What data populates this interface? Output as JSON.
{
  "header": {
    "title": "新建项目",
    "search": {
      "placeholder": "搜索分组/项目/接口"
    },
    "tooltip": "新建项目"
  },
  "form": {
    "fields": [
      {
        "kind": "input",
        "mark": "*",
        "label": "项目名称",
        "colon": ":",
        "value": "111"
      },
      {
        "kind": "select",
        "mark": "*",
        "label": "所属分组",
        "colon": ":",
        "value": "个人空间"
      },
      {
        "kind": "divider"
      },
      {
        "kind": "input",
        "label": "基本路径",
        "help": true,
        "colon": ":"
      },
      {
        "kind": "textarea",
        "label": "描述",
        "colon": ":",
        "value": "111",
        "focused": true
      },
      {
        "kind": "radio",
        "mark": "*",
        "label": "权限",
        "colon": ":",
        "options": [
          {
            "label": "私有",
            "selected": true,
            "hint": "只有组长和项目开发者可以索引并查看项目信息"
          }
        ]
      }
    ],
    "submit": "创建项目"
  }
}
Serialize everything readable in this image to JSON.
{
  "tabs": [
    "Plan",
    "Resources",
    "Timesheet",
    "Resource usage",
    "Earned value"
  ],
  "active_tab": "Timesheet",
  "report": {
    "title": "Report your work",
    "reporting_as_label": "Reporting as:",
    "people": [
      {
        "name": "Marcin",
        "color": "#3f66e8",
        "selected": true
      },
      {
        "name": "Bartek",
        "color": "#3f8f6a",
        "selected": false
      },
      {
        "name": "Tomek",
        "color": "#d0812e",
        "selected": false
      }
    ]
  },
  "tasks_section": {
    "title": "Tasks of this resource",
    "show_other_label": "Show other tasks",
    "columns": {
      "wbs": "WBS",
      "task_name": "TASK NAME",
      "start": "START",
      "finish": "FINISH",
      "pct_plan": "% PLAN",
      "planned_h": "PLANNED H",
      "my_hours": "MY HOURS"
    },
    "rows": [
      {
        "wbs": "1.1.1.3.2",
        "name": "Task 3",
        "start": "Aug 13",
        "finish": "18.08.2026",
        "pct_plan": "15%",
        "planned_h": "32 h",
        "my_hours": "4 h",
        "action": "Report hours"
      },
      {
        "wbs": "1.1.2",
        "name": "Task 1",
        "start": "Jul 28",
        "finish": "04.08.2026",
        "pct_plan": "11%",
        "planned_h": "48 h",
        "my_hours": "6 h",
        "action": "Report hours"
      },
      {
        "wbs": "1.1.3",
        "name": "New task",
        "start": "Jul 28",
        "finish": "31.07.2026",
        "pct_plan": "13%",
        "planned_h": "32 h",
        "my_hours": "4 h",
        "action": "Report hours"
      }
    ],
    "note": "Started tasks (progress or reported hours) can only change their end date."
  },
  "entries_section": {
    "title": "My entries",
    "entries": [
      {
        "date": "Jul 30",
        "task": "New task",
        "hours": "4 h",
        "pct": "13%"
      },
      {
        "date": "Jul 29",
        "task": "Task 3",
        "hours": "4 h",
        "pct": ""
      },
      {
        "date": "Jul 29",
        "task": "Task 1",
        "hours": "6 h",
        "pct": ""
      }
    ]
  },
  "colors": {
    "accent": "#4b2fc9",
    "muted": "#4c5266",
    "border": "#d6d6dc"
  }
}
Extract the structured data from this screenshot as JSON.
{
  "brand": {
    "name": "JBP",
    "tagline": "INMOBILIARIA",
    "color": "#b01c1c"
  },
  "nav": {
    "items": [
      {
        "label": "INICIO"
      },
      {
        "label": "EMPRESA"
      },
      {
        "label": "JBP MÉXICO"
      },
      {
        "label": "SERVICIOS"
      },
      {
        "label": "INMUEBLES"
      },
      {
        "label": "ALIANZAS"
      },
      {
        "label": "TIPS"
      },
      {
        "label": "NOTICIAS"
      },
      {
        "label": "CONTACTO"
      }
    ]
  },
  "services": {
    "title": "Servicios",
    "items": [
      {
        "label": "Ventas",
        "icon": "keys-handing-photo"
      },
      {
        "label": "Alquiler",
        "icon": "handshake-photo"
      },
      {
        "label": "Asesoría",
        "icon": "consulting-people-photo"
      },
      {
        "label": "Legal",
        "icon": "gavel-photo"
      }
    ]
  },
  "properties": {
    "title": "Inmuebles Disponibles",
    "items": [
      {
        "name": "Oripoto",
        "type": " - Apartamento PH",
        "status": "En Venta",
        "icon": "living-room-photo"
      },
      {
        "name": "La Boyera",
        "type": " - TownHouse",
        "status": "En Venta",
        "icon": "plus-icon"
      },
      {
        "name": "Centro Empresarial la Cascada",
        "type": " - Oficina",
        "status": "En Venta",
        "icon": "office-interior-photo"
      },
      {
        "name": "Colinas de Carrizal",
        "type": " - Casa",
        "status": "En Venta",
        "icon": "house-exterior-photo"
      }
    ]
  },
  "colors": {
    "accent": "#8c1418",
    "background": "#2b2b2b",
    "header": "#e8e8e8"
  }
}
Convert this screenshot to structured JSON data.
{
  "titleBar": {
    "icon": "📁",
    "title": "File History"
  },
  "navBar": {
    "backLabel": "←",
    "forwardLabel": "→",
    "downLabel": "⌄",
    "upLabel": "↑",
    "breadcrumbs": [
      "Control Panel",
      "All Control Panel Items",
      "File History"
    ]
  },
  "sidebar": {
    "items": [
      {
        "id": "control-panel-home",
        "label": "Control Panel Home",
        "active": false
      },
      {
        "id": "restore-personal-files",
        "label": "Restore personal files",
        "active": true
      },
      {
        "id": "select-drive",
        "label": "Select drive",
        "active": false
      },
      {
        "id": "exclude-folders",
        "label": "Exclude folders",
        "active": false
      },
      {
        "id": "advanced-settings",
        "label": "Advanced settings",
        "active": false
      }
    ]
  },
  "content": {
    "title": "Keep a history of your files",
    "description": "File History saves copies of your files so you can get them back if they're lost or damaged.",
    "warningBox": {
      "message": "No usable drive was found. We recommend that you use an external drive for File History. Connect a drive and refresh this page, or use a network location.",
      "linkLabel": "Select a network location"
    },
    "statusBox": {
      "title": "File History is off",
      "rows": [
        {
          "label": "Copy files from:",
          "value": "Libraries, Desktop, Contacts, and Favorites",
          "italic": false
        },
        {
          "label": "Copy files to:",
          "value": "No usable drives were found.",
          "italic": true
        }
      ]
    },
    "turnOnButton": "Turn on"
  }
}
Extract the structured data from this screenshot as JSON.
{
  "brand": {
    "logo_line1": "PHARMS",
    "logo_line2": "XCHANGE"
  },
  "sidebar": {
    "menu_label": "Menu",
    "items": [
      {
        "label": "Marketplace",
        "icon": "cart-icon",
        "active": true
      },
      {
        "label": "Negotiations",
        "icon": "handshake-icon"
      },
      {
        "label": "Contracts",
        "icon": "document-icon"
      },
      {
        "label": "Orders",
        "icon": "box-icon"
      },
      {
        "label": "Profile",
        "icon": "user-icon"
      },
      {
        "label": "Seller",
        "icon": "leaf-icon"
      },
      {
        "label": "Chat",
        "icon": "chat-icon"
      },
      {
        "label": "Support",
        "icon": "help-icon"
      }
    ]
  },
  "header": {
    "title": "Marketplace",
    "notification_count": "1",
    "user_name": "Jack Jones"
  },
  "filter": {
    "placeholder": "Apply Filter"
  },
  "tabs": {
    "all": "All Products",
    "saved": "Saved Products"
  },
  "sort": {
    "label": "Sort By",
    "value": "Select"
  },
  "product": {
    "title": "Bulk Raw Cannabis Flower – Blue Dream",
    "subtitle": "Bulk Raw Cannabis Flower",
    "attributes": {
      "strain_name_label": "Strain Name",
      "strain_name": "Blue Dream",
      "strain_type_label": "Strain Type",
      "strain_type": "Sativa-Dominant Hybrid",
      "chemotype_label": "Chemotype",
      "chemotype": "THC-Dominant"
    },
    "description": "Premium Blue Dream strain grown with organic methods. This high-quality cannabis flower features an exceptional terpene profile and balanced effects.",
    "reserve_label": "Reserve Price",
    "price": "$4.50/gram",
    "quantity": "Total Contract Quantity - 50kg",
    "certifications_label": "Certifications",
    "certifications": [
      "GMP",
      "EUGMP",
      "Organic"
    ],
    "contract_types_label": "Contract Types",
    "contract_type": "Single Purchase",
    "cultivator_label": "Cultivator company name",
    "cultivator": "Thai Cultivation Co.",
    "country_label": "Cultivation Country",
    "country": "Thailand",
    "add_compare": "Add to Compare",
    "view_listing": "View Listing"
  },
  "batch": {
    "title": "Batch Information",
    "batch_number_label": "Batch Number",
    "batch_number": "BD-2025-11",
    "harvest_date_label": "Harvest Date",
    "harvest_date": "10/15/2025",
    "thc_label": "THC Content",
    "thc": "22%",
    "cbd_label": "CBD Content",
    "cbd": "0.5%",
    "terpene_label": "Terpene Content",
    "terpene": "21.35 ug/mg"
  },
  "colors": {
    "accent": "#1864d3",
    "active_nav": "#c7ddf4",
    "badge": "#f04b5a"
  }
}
******************************
**Written exercise**
Go through the lines above. Select every one that has the string "network".

**Solution for this exercise**
      "message": "No usable drive was found. We recommend that you use an external drive for File History. Connect a drive and refresh this page, or use a network location.",
      "linkLabel": "Select a network location"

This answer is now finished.